_Fragmento seleccionado_
__________

Un innovador proyecto del Departamento de Ingeniería en Diseño de la Universidad Técnica Federico Santa María (USM), financiado a través de un Fondart Nacional, ha buscado empoderar a personas en situación de discapacidad mediante la co-creación de dispositivos de fabricación digital. Con esta iniciativa, se pretende facilitar actividades cotidianas como abrir botellas o abrocharse un botón, que a menudo suponen un desafío significativo para quienes sufren de limitaciones físicas. Los archivos generados durante el proyecto estarán disponibles para descargar e imprimir, lo que permitirá a un mayor número de personas beneficiarse de estas ayudas técnicas.
El proyecto titulado «Co-diseño de ayudas técnicas con grupos de personas en situación de discapacidad, mediante tecnologías de fabricación digital» se desarrolló en colaboración con 22 usuarios del Cesfam Quebrada Verde de Valparaíso. Durante diversas sesiones, se trabajó para identificar los desafíos cotidianos que enfrentan y, a partir de sus experiencias, se diseñaron soluciones a medida. La académica Melissa Pozatti, líder del equipo, enfatizó la importancia de incluir a los usuarios en el proceso de diseño, asegurándose de que los dispositivos producidos respondan genuinamente a sus necesidades, promoviendo así una mayor pertinencia y utilidad.
Un aspecto destacado del proyecto fue el período de prueba de 30 días en el cual los usuarios pudieron utilizar los prototipos y documentar su experiencia. Esta retroalimentación fue crucial para ajustar y mejorar los dispositivos antes de que se produjeran las versiones finales. La académica Natalia Plentz subrayó que la fabricación digital no solo permite la personalización de las ayudas técnicas, sino que también fomenta un acceso más amplio a ellas. Al liberar los archivos de impresión, otros individuos o instituciones podrán personalizar las ayudas a sus propias circunstancias, haciéndolas así más accesibles.

__________

_Datos recopilados_
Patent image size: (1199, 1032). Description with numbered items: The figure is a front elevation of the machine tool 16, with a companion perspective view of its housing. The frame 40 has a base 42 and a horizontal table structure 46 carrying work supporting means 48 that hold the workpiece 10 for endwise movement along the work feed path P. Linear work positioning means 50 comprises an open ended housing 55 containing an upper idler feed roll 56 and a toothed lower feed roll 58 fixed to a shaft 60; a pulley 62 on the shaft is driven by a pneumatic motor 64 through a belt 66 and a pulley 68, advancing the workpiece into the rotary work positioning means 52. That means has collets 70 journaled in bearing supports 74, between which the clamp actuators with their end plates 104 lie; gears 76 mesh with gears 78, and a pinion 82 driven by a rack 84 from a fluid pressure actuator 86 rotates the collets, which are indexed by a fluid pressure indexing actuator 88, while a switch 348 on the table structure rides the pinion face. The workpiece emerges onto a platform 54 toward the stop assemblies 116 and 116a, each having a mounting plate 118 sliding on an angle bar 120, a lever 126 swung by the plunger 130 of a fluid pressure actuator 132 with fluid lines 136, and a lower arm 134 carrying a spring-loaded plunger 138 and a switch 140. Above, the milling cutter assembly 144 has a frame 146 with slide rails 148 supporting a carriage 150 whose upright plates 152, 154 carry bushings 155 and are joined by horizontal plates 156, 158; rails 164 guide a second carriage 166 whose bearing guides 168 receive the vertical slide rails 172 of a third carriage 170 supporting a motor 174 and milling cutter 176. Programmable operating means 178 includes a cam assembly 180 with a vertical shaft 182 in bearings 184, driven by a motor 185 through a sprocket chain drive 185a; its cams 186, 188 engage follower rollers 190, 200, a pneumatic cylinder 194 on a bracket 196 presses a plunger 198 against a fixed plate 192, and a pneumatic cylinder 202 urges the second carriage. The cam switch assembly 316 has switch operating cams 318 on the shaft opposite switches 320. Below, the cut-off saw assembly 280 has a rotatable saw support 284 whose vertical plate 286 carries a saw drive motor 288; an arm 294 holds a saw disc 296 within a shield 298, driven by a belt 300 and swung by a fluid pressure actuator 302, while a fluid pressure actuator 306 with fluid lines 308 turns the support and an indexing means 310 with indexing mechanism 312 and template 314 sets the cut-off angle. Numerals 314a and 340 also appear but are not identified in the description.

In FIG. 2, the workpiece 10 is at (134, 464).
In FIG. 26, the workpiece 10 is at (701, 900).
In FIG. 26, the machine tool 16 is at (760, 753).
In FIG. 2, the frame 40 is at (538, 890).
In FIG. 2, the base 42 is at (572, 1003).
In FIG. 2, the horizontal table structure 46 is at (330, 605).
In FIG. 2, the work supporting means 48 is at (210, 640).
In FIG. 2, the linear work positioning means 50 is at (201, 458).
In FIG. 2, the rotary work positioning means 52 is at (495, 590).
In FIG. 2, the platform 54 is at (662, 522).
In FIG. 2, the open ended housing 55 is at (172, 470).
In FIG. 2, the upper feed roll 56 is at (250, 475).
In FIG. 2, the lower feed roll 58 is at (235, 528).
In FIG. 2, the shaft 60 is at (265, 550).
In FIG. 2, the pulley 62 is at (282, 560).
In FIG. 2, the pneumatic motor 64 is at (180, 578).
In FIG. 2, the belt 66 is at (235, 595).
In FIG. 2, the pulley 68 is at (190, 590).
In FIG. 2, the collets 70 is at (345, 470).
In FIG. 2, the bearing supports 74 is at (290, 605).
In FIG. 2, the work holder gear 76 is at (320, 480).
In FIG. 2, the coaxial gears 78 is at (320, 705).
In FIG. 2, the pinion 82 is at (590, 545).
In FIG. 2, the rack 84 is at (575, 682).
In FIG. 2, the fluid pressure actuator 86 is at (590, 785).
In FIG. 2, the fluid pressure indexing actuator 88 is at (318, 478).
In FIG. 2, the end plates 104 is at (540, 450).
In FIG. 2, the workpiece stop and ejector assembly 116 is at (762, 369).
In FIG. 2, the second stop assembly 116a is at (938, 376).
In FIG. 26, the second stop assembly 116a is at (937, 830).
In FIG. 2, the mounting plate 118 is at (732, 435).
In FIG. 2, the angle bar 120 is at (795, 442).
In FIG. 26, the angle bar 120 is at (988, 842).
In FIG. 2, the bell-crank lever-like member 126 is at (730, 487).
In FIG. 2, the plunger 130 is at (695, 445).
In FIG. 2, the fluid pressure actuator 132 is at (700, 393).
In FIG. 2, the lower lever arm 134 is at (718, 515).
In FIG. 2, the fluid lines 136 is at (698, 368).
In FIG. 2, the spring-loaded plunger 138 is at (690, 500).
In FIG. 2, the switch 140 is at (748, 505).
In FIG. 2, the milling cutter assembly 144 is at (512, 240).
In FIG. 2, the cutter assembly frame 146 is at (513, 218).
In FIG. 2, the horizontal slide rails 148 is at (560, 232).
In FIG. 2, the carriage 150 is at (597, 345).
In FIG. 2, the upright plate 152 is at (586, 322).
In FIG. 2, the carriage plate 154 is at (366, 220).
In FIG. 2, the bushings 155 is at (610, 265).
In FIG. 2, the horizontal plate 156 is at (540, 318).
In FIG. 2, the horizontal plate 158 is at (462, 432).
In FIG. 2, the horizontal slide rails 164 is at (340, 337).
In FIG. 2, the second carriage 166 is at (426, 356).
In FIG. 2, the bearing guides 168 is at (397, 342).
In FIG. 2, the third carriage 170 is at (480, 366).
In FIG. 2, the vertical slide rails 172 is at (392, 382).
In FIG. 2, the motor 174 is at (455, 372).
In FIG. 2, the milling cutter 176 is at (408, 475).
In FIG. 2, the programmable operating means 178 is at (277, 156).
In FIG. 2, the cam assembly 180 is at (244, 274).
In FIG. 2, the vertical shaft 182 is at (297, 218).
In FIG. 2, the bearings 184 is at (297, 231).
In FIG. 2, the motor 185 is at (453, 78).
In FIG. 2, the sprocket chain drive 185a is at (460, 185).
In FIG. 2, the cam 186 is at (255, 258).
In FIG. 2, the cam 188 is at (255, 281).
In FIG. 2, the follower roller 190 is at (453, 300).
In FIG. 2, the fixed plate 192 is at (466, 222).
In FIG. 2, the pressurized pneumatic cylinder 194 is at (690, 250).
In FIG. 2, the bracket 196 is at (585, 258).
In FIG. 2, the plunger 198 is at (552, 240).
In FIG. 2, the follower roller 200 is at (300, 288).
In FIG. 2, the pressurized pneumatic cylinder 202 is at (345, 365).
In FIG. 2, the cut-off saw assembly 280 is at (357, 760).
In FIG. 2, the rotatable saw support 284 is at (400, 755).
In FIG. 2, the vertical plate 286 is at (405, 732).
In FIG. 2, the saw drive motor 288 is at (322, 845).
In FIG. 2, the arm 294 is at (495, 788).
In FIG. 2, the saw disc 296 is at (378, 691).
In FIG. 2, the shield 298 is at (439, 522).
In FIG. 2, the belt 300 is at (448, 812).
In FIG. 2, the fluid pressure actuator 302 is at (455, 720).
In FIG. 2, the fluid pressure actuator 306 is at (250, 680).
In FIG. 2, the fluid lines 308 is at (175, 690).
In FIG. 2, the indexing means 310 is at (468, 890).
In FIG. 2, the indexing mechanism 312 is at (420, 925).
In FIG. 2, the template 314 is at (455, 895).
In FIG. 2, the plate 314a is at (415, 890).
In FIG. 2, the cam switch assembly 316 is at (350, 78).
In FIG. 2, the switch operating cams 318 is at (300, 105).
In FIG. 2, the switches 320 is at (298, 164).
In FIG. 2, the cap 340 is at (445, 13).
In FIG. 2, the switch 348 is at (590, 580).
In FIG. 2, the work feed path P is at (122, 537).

__________

_Consigna_
¿Puedes retomar el texto sobre el proyecto de ayudas técnicas de la USM y continuarlo a partir de su última oración? No hace falta consultar el listado.

_Resultado_
La culminación del proyecto se celebró en una ceremonia en el Campus Casa Central de la USM, donde se entregaron kits compuestos por diez herramientas de ayuda técnica a los participantes. El profesor Víctor Urrutia destacó la crucial necesidad de mejorar el acceso a ayudas técnicas, centrando la atención en actividades cotidianas frecuentemente ignoradas. Esta iniciativa no solo busca mejorar la calidad de vida de quienes enfrentan estas limitaciones, sino también establecer un modelo de diseño más colaborativo y abierto que beneficie a comunidades vulnerables en diversas regiones.
La manufactura aditiva, o impresión 3D, se presenta como una solución alternativa a los métodos de producción industrial convencionales, ofreciendo la capacidad de personalizar dispositivos según las necesidades específicas de cada individuo. Pozatti argumentó que, al liberar estos modelos, se otorgan herramientas a las personas para que realicen modificaciones directas en función de su anatomía o condiciones particulares. Este enfoque inclusivo y descentralizado en la fabricación digital permite democratizar el acceso a ayudas técnicas, especialmente para las poblaciones más vulnerables, abriendo un camino hacia una mayor autonomía y calidad de vida.